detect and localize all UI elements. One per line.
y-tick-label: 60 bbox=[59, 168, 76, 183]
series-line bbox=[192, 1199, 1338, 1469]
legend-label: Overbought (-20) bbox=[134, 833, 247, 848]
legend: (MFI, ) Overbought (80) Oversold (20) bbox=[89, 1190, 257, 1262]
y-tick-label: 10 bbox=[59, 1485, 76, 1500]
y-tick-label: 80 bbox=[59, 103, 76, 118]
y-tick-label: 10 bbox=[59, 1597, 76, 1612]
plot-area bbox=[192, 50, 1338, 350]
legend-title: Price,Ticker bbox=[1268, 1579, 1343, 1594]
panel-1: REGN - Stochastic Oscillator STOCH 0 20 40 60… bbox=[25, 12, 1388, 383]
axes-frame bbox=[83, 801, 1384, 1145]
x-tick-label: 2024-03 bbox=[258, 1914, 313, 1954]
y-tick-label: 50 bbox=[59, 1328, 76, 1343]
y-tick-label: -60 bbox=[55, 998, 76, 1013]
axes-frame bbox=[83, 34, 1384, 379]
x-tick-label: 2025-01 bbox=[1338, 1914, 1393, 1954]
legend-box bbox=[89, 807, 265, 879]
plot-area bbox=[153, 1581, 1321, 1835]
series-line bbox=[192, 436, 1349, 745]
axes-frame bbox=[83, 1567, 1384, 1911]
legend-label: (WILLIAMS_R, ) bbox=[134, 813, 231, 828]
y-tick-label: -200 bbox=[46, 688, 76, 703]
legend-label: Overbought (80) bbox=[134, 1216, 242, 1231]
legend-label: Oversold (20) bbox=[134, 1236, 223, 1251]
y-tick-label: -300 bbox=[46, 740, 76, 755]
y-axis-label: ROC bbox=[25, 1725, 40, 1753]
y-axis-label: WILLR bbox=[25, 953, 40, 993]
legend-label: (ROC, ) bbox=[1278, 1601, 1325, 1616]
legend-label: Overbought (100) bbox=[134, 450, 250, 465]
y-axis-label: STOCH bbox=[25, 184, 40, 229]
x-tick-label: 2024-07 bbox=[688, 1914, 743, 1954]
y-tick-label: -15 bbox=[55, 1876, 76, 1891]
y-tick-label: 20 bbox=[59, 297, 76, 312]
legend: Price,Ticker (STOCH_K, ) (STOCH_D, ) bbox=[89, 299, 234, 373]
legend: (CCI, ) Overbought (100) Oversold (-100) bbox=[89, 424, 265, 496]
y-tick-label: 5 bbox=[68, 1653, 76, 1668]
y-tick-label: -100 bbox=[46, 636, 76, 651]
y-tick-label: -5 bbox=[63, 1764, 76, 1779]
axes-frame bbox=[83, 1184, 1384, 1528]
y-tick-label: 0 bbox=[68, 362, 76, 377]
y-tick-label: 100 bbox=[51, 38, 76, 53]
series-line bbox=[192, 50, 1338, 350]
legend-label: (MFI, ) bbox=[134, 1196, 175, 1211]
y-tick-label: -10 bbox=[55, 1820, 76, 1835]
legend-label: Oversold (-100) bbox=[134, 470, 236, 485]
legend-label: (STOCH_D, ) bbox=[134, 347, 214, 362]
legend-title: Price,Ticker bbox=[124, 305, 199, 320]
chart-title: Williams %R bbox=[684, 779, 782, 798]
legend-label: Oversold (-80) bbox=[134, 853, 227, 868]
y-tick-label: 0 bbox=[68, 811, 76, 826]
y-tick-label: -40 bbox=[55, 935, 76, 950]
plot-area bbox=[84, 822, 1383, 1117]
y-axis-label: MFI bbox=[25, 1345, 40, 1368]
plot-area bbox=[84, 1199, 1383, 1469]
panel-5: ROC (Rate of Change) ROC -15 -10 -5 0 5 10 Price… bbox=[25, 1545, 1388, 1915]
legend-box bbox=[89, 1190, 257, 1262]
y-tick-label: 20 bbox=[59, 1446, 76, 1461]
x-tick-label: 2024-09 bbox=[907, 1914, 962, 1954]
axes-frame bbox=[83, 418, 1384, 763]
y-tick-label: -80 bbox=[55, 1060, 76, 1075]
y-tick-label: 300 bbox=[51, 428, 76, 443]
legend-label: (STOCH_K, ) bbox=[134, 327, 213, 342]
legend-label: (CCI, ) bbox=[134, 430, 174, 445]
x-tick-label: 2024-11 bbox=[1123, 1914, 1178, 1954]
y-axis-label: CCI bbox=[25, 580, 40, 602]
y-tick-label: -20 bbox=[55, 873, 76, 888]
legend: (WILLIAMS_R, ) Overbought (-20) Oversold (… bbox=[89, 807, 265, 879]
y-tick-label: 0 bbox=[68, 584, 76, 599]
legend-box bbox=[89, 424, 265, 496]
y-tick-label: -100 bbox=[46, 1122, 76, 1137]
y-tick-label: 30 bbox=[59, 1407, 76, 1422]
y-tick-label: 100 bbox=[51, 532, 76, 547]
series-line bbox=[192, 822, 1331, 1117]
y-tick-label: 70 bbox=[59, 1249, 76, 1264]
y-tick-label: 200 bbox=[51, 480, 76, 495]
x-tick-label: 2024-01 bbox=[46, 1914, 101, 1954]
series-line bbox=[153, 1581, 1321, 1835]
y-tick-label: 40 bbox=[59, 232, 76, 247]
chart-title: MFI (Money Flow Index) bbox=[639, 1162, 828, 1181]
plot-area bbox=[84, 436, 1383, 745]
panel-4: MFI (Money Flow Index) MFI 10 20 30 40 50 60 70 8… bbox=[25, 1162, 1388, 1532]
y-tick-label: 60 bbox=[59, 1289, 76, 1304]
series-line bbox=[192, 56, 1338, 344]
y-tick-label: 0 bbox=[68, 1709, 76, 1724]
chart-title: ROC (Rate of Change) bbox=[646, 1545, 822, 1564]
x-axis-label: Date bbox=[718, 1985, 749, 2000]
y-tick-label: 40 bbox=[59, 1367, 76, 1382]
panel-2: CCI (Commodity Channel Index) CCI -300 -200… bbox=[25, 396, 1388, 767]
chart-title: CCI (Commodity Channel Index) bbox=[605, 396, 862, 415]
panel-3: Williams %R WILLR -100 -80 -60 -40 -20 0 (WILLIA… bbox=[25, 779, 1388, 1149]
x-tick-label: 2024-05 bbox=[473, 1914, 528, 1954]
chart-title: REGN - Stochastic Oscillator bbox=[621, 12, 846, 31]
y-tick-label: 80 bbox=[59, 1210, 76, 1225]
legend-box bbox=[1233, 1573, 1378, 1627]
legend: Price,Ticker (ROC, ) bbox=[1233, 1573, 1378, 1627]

What you should do: Reproduce all of the lines above verbatim, in the same order and with no changes.

Output of the exercise:
detect and localize all UI elements. One per line.
y-tick-label: 60 bbox=[59, 168, 76, 183]
series-line bbox=[192, 1199, 1338, 1469]
legend-label: Overbought (-20) bbox=[134, 833, 247, 848]
legend: (MFI, ) Overbought (80) Oversold (20) bbox=[89, 1190, 257, 1262]
y-tick-label: 10 bbox=[59, 1485, 76, 1500]
y-tick-label: 80 bbox=[59, 103, 76, 118]
y-tick-label: 10 bbox=[59, 1597, 76, 1612]
plot-area bbox=[192, 50, 1338, 350]
legend-title: Price,Ticker bbox=[1268, 1579, 1343, 1594]
panel-1: REGN - Stochastic Oscillator STOCH 0 20 40 60… bbox=[25, 12, 1388, 383]
axes-frame bbox=[83, 801, 1384, 1145]
x-tick-label: 2024-03 bbox=[258, 1914, 313, 1954]
y-tick-label: 50 bbox=[59, 1328, 76, 1343]
y-tick-label: -60 bbox=[55, 998, 76, 1013]
axes-frame bbox=[83, 34, 1384, 379]
x-tick-label: 2025-01 bbox=[1338, 1914, 1393, 1954]
legend-box bbox=[89, 807, 265, 879]
plot-area bbox=[153, 1581, 1321, 1835]
series-line bbox=[192, 436, 1349, 745]
axes-frame bbox=[83, 1567, 1384, 1911]
legend-label: (WILLIAMS_R, ) bbox=[134, 813, 231, 828]
y-tick-label: -200 bbox=[46, 688, 76, 703]
legend-label: Overbought (80) bbox=[134, 1216, 242, 1231]
legend-label: Oversold (20) bbox=[134, 1236, 223, 1251]
y-tick-label: -300 bbox=[46, 740, 76, 755]
y-axis-label: ROC bbox=[25, 1725, 40, 1753]
y-axis-label: WILLR bbox=[25, 953, 40, 993]
legend-label: (ROC, ) bbox=[1278, 1601, 1325, 1616]
legend-label: Overbought (100) bbox=[134, 450, 250, 465]
y-axis-label: STOCH bbox=[25, 184, 40, 229]
x-tick-label: 2024-07 bbox=[688, 1914, 743, 1954]
y-tick-label: -15 bbox=[55, 1876, 76, 1891]
y-tick-label: 20 bbox=[59, 297, 76, 312]
legend: Price,Ticker (STOCH_K, ) (STOCH_D, ) bbox=[89, 299, 234, 373]
legend: (CCI, ) Overbought (100) Oversold (-100) bbox=[89, 424, 265, 496]
y-tick-label: 5 bbox=[68, 1653, 76, 1668]
y-tick-label: -100 bbox=[46, 636, 76, 651]
y-tick-label: -5 bbox=[63, 1764, 76, 1779]
axes-frame bbox=[83, 1184, 1384, 1528]
y-tick-label: 0 bbox=[68, 362, 76, 377]
y-tick-label: 100 bbox=[51, 38, 76, 53]
series-line bbox=[192, 50, 1338, 350]
legend-label: (MFI, ) bbox=[134, 1196, 175, 1211]
y-tick-label: -10 bbox=[55, 1820, 76, 1835]
legend-label: Oversold (-100) bbox=[134, 470, 236, 485]
legend-label: (STOCH_D, ) bbox=[134, 347, 214, 362]
legend-title: Price,Ticker bbox=[124, 305, 199, 320]
chart-title: Williams %R bbox=[684, 779, 782, 798]
legend-label: Oversold (-80) bbox=[134, 853, 227, 868]
y-tick-label: 0 bbox=[68, 811, 76, 826]
y-tick-label: -40 bbox=[55, 935, 76, 950]
plot-area bbox=[84, 822, 1383, 1117]
y-axis-label: MFI bbox=[25, 1345, 40, 1368]
plot-area bbox=[84, 1199, 1383, 1469]
panel-5: ROC (Rate of Change) ROC -15 -10 -5 0 5 10 Price… bbox=[25, 1545, 1388, 1915]
legend-box bbox=[89, 1190, 257, 1262]
y-tick-label: 20 bbox=[59, 1446, 76, 1461]
x-tick-label: 2024-09 bbox=[907, 1914, 962, 1954]
axes-frame bbox=[83, 418, 1384, 763]
y-tick-label: -80 bbox=[55, 1060, 76, 1075]
y-tick-label: 300 bbox=[51, 428, 76, 443]
legend-label: (STOCH_K, ) bbox=[134, 327, 213, 342]
legend-label: (CCI, ) bbox=[134, 430, 174, 445]
x-tick-label: 2024-11 bbox=[1123, 1914, 1178, 1954]
y-axis-label: CCI bbox=[25, 580, 40, 602]
y-tick-label: -20 bbox=[55, 873, 76, 888]
legend: (WILLIAMS_R, ) Overbought (-20) Oversold (… bbox=[89, 807, 265, 879]
y-tick-label: 0 bbox=[68, 584, 76, 599]
legend-box bbox=[89, 424, 265, 496]
y-tick-label: -100 bbox=[46, 1122, 76, 1137]
y-tick-label: 30 bbox=[59, 1407, 76, 1422]
y-tick-label: 100 bbox=[51, 532, 76, 547]
series-line bbox=[192, 822, 1331, 1117]
y-tick-label: 70 bbox=[59, 1249, 76, 1264]
y-tick-label: 200 bbox=[51, 480, 76, 495]
x-tick-label: 2024-01 bbox=[46, 1914, 101, 1954]
series-line bbox=[153, 1581, 1321, 1835]
y-tick-label: 40 bbox=[59, 232, 76, 247]
chart-title: MFI (Money Flow Index) bbox=[639, 1162, 828, 1181]
plot-area bbox=[84, 436, 1383, 745]
panel-4: MFI (Money Flow Index) MFI 10 20 30 40 50 60 70 8… bbox=[25, 1162, 1388, 1532]
y-tick-label: 60 bbox=[59, 1289, 76, 1304]
series-line bbox=[192, 56, 1338, 344]
y-tick-label: 0 bbox=[68, 1709, 76, 1724]
chart-title: ROC (Rate of Change) bbox=[646, 1545, 822, 1564]
x-axis-label: Date bbox=[718, 1985, 749, 2000]
y-tick-label: 40 bbox=[59, 1367, 76, 1382]
panel-2: CCI (Commodity Channel Index) CCI -300 -200… bbox=[25, 396, 1388, 767]
chart-title: CCI (Commodity Channel Index) bbox=[605, 396, 862, 415]
panel-3: Williams %R WILLR -100 -80 -60 -40 -20 0 (WILLIA… bbox=[25, 779, 1388, 1149]
x-tick-label: 2024-05 bbox=[473, 1914, 528, 1954]
chart-title: REGN - Stochastic Oscillator bbox=[621, 12, 846, 31]
y-tick-label: 80 bbox=[59, 1210, 76, 1225]
legend-box bbox=[1233, 1573, 1378, 1627]
legend: Price,Ticker (ROC, ) bbox=[1233, 1573, 1378, 1627]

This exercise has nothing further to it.